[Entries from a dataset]
┌────────

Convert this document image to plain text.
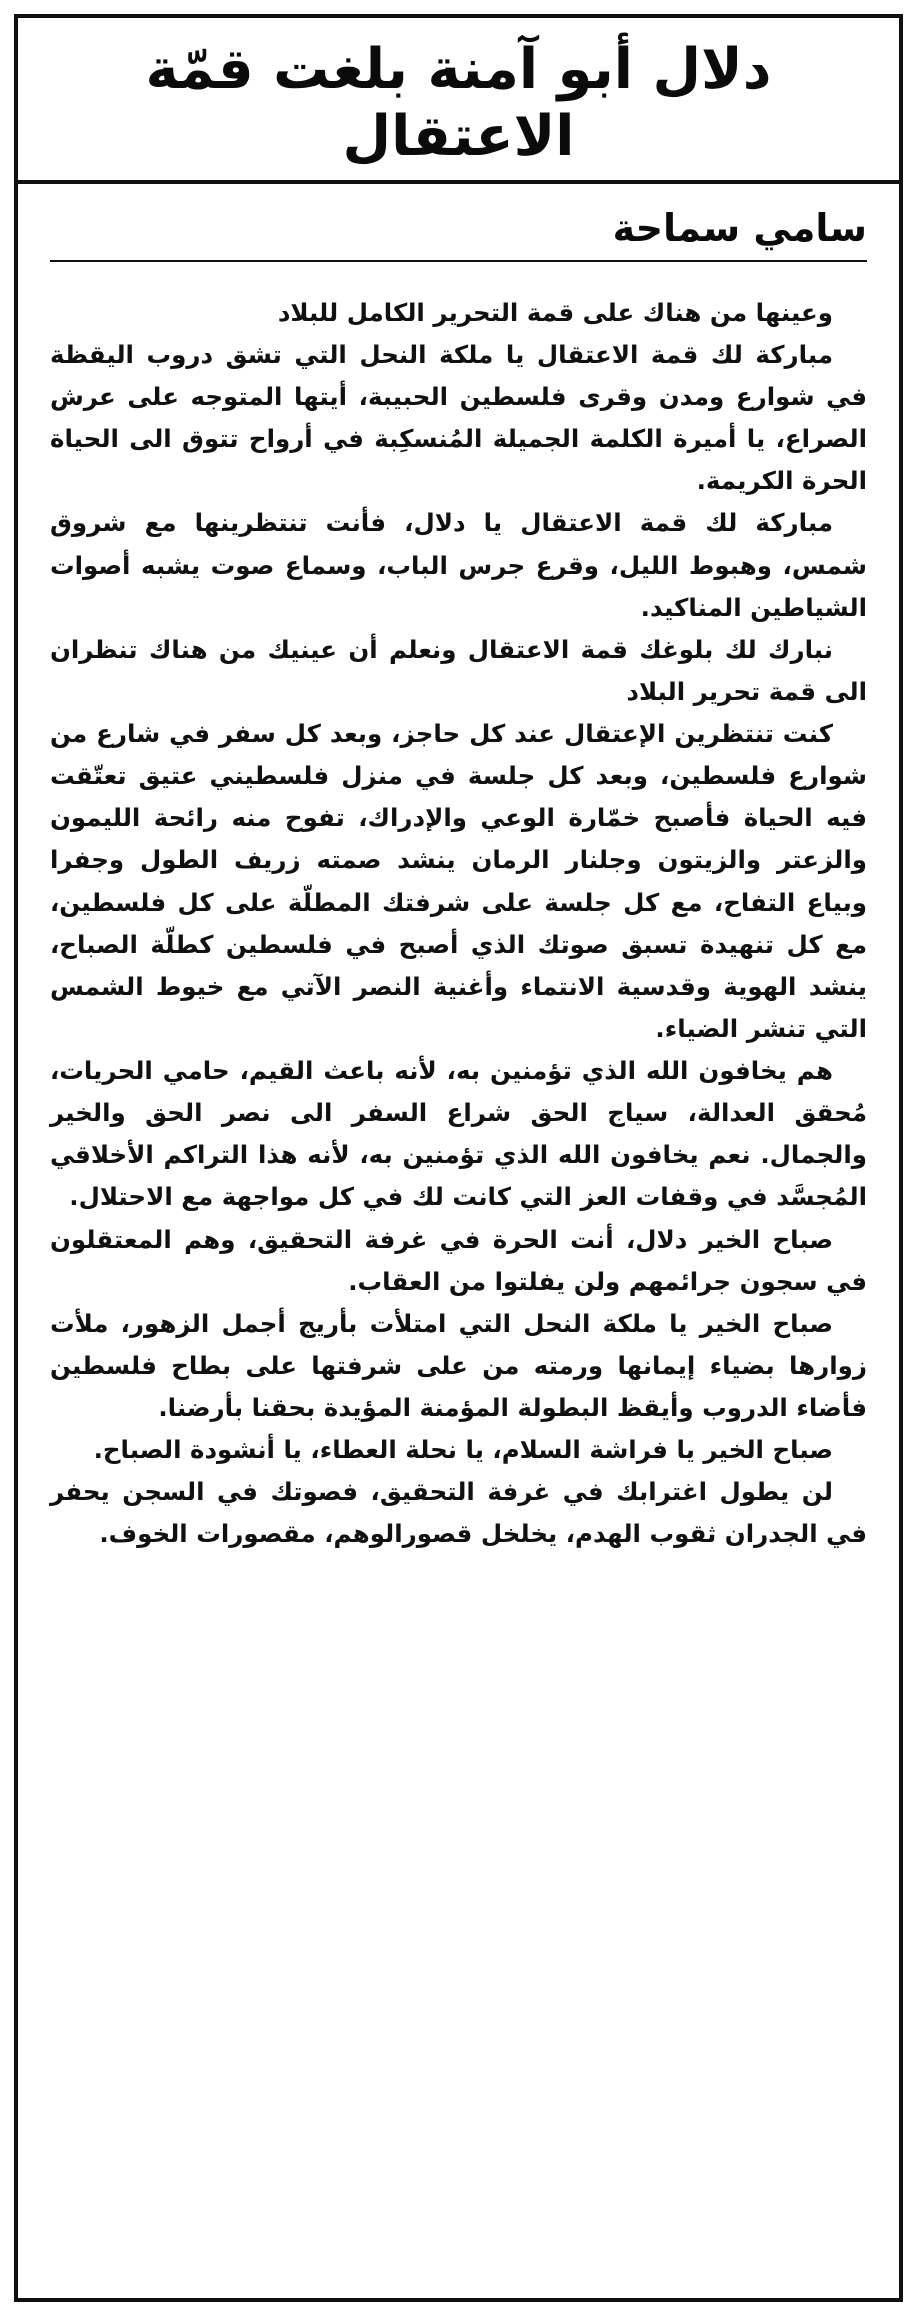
دلال أبو آمنة بلغت قمّة الاعتقال
سامي سماحة

وعينها من هناك على قمة التحرير الكامل للبلاد

مباركة لك قمة الاعتقال يا ملكة النحل التي تشق دروب اليقظة في شوارع ومدن وقرى فلسطين الحبيبة، أيتها المتوجه على عرش الصراع، يا أميرة الكلمة الجميلة المُنسكِبة في أرواح تتوق الى الحياة الحرة الكريمة.

مباركة لك قمة الاعتقال يا دلال، فأنت تنتظرينها مع شروق شمس، وهبوط الليل، وقرع جرس الباب، وسماع صوت يشبه أصوات الشياطين المناكيد.

نبارك لك بلوغك قمة الاعتقال ونعلم أن عينيك من هناك تنظران الى قمة تحرير البلاد

كنت تنتظرين الإعتقال عند كل حاجز، وبعد كل سفر في شارع من شوارع فلسطين، وبعد كل جلسة في منزل فلسطيني عتيق تعتّقت فيه الحياة فأصبح خمّارة الوعي والإدراك، تفوح منه رائحة الليمون والزعتر والزيتون وجلنار الرمان ينشد صمته زريف الطول وجفرا وبياع التفاح، مع كل جلسة على شرفتك المطلّة على كل فلسطين، مع كل تنهيدة تسبق صوتك الذي أصبح في فلسطين كطلّة الصباح، ينشد الهوية وقدسية الانتماء وأغنية النصر الآتي مع خيوط الشمس التي تنشر الضياء.

هم يخافون الله الذي تؤمنين به، لأنه باعث القيم، حامي الحريات، مُحقق العدالة، سياج الحق شراع السفر الى نصر الحق والخير والجمال. نعم يخافون الله الذي تؤمنين به، لأنه هذا التراكم الأخلاقي المُجسَّد في وقفات العز التي كانت لك في كل مواجهة مع الاحتلال.

صباح الخير دلال، أنت الحرة في غرفة التحقيق، وهم المعتقلون في سجون جرائمهم ولن يفلتوا من العقاب.

صباح الخير يا ملكة النحل التي امتلأت بأريج أجمل الزهور، ملأت زوارها بضياء إيمانها ورمته من على شرفتها على بطاح فلسطين فأضاء الدروب وأيقظ البطولة المؤمنة المؤيدة بحقنا بأرضنا.

صباح الخير يا فراشة السلام، يا نحلة العطاء، يا أنشودة الصباح.

لن يطول اغترابك في غرفة التحقيق، فصوتك في السجن يحفر في الجدران ثقوب الهدم، يخلخل قصورالوهم، مقصورات الخوف.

└────────

* [GIVEN EXERCISE] Lines holding the word "غرفة" in the entries above are the ones to pull out. Copy them all.

* [OUTPUT FOR THIS TASK]
صباح الخير دلال، أنت الحرة في غرفة التحقيق، وهم المعتقلون في سجون جرائمهم ولن يفلتوا من العقاب.
لن يطول اغترابك في غرفة التحقيق، فصوتك في السجن يحفر في الجدران ثقوب الهدم، يخلخل قصورالوهم، مقصورات الخوف.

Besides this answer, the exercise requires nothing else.